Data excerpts
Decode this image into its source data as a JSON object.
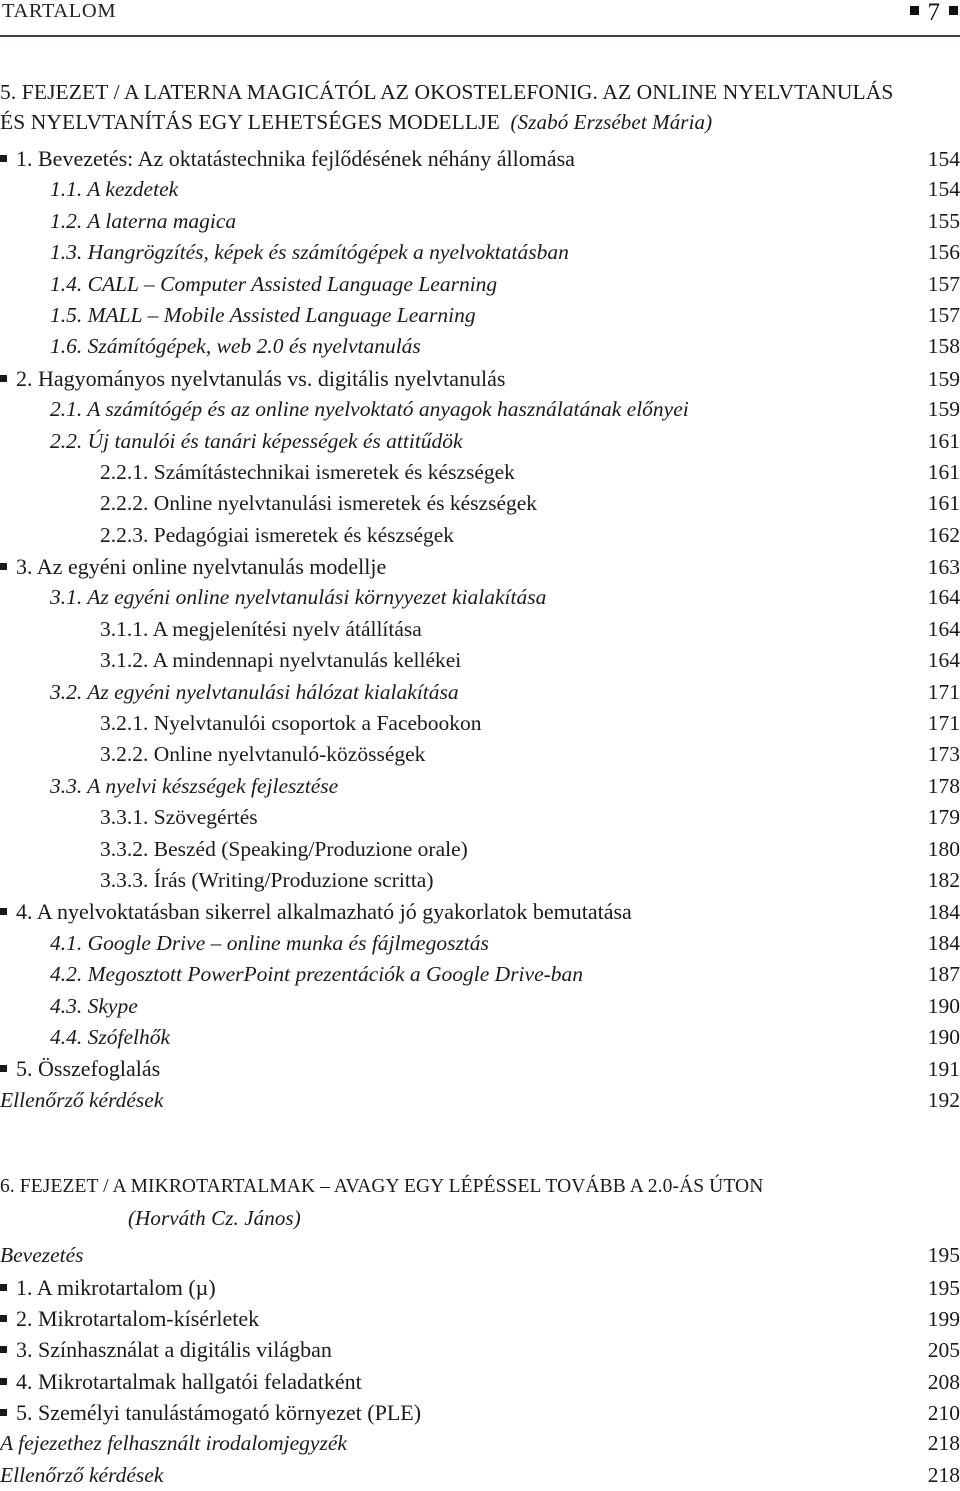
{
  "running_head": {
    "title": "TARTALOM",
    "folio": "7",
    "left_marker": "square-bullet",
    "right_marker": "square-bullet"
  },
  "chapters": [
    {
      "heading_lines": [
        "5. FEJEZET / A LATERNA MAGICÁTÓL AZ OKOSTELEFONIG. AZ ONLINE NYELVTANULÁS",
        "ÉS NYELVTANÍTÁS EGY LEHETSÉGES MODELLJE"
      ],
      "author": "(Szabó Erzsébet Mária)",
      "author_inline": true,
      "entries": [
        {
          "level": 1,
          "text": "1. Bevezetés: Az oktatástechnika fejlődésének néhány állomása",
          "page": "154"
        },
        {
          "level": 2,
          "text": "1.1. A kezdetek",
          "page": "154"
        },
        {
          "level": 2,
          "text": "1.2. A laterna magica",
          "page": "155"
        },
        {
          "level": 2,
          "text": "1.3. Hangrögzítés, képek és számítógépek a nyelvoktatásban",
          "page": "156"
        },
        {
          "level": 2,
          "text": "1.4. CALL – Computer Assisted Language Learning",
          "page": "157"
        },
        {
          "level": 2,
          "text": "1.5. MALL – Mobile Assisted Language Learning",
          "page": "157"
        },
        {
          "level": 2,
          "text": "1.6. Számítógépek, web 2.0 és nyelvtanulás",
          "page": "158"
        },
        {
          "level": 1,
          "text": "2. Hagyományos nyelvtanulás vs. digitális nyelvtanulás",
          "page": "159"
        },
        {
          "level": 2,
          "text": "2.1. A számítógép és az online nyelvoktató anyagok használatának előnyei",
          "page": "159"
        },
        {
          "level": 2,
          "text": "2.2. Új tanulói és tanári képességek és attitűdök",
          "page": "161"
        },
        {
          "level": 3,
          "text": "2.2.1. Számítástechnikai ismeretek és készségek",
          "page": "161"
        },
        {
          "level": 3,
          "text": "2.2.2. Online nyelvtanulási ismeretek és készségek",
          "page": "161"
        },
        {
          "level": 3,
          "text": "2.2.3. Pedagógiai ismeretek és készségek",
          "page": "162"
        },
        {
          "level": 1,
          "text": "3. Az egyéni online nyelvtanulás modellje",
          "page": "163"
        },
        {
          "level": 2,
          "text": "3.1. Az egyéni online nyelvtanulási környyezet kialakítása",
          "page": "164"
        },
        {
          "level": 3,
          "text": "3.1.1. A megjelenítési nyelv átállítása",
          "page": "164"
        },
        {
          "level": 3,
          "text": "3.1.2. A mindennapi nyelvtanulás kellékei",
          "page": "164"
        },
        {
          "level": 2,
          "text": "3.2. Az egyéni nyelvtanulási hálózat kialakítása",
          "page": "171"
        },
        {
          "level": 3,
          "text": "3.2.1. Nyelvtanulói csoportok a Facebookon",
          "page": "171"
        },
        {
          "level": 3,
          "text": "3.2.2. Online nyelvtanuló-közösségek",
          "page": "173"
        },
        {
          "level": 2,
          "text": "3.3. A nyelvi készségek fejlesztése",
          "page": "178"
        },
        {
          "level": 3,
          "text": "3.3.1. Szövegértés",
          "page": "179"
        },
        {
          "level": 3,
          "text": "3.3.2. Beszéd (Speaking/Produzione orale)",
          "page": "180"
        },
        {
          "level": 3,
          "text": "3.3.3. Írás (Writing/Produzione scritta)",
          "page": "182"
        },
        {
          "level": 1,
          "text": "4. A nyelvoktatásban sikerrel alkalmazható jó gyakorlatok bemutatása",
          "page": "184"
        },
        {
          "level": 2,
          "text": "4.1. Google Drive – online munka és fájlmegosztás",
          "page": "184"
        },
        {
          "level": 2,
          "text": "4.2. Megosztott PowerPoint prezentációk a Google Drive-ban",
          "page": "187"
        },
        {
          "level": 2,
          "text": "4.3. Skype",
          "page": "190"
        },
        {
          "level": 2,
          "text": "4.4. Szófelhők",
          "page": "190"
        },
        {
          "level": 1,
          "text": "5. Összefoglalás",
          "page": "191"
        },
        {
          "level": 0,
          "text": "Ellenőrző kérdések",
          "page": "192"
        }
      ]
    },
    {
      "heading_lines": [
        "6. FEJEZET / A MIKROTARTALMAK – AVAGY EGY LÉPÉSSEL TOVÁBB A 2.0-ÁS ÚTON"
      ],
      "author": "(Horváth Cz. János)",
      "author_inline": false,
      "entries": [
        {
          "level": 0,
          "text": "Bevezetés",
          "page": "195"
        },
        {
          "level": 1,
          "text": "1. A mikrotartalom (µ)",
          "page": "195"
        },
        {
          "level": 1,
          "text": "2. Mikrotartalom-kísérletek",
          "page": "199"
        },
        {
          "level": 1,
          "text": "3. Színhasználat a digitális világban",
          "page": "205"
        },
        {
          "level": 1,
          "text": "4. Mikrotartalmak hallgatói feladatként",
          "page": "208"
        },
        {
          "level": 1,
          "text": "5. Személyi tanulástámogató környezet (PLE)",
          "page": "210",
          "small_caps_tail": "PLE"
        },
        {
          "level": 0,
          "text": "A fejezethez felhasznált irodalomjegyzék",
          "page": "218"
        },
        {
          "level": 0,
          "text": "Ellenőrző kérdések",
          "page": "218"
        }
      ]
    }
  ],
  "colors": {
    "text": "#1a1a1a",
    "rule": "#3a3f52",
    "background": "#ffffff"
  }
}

--

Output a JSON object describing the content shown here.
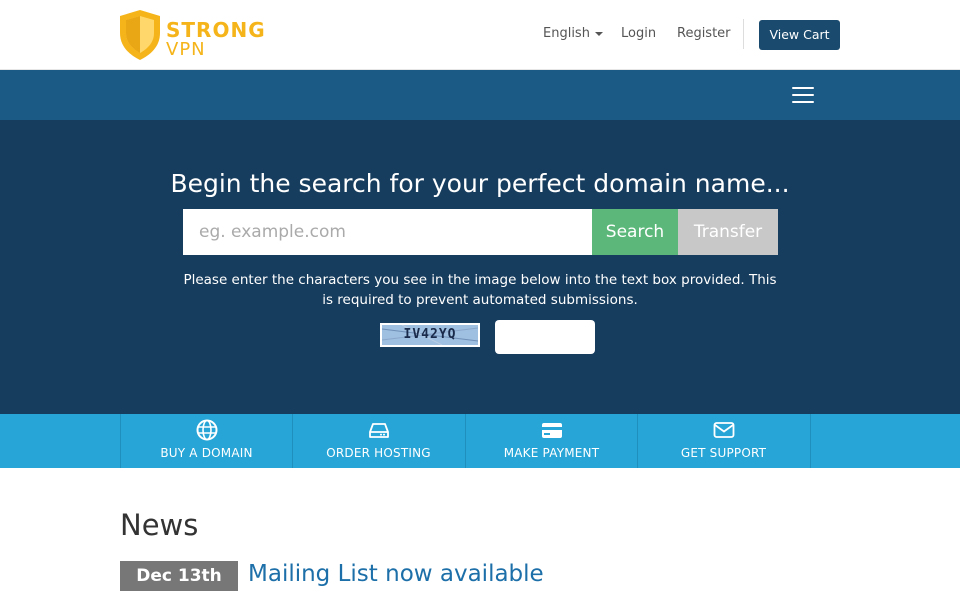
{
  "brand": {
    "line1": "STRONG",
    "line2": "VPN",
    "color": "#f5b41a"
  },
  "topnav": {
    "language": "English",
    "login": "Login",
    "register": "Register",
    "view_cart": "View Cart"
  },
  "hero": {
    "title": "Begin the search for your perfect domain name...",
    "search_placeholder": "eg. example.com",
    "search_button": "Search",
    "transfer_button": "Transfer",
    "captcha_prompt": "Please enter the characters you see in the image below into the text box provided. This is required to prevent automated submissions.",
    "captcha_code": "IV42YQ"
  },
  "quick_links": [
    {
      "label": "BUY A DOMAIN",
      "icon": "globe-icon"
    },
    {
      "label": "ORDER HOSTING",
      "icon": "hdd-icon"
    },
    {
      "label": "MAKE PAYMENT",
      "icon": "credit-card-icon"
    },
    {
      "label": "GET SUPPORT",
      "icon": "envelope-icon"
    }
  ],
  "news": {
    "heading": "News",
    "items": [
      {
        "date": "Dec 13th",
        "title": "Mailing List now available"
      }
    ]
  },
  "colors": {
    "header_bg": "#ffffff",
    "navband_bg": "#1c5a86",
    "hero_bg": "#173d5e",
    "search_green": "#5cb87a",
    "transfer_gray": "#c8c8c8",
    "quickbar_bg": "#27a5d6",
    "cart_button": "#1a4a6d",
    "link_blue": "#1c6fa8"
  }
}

▸ **DIRECTIONS**:
Pick each line holding the word "Learning" out of the listing.

▸ **ANSWER TO THIS EXERCISE**:
          "text": "1.4. CALL – Computer Assisted Language Learning",
          "text": "1.5. MALL – Mobile Assisted Language Learning",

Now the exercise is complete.